(Lines of data)
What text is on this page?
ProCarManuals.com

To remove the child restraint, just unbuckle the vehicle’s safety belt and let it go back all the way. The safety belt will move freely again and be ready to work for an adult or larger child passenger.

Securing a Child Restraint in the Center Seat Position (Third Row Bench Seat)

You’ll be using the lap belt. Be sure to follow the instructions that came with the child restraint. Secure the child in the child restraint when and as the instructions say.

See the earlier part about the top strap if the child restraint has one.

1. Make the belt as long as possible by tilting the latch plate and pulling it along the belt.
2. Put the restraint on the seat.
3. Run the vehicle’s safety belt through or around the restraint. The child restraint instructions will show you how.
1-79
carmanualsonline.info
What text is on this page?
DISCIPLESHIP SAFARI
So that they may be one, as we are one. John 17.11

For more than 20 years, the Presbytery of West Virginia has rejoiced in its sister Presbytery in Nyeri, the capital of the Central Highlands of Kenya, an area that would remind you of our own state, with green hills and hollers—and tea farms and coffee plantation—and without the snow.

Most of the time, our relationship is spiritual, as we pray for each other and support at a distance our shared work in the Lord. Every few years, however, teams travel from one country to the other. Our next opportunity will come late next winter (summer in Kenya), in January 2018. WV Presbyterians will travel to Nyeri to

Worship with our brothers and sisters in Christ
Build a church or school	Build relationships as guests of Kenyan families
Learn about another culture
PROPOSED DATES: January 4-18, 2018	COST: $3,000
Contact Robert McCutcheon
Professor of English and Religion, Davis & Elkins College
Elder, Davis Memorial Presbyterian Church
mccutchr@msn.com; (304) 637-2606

=== Do this ===
Using the records above, gather all lines where the string "with" is present.

=== Solution ===
You’ll be using the lap belt. Be sure to follow the instructions that came with the child restraint. Secure the child in the child restraint when and as the instructions say.
For more than 20 years, the Presbytery of West Virginia has rejoiced in its sister Presbytery in Nyeri, the capital of the Central Highlands of Kenya, an area that would remind you of our own state, with green hills and hollers—and tea farms and coffee plantation—and without the snow.
Worship with our brothers and sisters in Christ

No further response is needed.